**Exercise objective**. Look through the data below. Collect every line where the word "Price" occurs.

**Raw data**.
·····

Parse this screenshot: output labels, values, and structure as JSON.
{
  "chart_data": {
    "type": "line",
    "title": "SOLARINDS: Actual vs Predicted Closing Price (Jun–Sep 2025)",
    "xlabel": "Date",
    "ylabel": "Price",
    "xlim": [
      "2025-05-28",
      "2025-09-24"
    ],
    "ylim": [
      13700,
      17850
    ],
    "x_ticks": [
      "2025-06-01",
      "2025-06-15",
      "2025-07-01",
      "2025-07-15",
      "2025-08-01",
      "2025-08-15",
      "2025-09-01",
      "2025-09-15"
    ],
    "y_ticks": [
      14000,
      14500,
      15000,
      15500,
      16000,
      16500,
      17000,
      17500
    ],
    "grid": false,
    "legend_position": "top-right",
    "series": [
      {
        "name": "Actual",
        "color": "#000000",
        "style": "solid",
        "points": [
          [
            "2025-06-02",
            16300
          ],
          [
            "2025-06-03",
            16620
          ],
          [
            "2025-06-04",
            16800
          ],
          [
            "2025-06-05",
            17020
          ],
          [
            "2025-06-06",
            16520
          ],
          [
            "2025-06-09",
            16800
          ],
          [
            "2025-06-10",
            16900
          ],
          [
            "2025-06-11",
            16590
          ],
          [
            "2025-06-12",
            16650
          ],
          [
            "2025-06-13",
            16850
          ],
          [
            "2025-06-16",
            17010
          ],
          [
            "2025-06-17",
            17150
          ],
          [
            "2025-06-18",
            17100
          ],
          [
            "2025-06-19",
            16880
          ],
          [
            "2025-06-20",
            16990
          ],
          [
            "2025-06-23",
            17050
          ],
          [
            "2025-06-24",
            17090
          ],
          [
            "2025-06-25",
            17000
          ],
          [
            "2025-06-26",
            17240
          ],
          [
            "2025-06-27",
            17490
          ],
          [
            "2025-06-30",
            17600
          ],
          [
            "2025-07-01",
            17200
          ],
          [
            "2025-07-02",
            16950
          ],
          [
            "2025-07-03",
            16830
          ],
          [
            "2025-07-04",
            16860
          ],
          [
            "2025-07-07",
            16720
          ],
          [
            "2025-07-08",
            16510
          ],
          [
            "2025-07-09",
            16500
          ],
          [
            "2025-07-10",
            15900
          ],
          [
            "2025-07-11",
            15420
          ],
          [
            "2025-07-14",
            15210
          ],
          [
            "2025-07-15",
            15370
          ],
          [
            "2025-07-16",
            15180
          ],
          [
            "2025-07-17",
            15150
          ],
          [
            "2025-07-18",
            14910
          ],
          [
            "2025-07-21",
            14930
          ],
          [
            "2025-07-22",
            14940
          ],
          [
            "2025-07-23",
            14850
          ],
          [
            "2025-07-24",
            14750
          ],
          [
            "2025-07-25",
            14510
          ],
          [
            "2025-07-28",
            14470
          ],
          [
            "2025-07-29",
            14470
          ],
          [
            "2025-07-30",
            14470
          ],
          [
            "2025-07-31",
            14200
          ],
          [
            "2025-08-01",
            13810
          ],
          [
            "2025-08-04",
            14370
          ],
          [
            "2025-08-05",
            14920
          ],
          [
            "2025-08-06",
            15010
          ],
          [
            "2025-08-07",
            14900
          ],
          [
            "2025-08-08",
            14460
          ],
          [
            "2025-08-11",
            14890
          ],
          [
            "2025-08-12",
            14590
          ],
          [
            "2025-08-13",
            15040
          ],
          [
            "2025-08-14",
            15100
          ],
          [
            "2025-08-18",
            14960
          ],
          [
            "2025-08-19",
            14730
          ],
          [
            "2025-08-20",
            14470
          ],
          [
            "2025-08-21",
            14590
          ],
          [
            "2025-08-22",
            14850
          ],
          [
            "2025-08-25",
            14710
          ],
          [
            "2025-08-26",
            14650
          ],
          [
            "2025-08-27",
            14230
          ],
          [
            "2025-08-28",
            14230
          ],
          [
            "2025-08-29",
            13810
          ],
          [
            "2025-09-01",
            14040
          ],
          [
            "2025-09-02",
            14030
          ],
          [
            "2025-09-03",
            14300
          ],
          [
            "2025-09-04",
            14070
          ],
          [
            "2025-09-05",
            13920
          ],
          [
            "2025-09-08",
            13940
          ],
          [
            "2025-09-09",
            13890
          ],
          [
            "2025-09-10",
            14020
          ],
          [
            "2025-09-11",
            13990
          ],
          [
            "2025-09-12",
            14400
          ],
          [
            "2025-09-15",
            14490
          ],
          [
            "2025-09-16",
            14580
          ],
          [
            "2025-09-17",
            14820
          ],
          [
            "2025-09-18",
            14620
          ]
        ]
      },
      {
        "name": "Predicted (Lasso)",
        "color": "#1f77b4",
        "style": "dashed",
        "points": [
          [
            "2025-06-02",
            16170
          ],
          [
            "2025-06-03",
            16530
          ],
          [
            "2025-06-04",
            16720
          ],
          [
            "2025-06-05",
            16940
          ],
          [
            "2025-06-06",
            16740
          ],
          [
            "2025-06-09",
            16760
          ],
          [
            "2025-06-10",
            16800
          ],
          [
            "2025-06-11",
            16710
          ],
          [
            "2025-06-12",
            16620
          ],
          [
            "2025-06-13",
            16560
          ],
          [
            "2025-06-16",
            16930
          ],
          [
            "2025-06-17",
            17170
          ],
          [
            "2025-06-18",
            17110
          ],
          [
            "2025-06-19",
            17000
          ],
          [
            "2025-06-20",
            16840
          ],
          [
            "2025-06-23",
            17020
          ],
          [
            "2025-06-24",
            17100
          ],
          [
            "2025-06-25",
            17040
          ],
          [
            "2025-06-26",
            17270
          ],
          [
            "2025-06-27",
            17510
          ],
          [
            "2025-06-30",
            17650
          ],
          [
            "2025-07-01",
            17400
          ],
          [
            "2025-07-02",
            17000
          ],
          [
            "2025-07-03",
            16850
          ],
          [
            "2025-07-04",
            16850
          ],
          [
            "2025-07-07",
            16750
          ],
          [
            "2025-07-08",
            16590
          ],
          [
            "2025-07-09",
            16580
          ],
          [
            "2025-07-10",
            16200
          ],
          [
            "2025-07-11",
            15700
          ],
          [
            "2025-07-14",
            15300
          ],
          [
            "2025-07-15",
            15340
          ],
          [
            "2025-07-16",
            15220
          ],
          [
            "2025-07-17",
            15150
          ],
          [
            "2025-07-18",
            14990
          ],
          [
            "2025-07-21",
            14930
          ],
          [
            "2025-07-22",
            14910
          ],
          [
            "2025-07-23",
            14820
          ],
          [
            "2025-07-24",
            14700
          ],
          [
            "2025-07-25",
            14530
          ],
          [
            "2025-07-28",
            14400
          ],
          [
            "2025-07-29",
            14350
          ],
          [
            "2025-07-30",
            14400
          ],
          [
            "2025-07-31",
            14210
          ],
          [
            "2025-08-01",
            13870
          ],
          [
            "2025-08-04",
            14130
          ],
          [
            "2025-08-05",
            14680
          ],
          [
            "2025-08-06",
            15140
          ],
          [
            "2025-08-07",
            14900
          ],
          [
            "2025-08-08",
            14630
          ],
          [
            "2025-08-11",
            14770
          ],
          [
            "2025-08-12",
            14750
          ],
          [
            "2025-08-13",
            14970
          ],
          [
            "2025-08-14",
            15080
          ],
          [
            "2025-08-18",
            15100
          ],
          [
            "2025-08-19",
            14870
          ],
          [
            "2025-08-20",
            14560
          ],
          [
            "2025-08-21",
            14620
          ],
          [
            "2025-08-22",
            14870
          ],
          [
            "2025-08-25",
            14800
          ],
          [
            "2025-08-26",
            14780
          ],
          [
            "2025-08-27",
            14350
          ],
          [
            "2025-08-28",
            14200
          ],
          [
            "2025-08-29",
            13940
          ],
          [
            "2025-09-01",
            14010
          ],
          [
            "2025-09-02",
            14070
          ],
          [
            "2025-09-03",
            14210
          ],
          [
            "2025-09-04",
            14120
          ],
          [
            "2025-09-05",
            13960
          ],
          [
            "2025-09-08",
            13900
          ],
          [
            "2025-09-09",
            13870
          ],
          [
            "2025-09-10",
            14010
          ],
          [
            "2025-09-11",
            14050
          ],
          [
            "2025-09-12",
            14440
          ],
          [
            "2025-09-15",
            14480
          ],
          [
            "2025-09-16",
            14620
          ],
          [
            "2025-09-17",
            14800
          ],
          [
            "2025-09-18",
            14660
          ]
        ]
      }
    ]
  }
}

·····

**In response**.
    "title": "SOLARINDS: Actual vs Predicted Closing Price (Jun–Sep 2025)",
    "ylabel": "Price",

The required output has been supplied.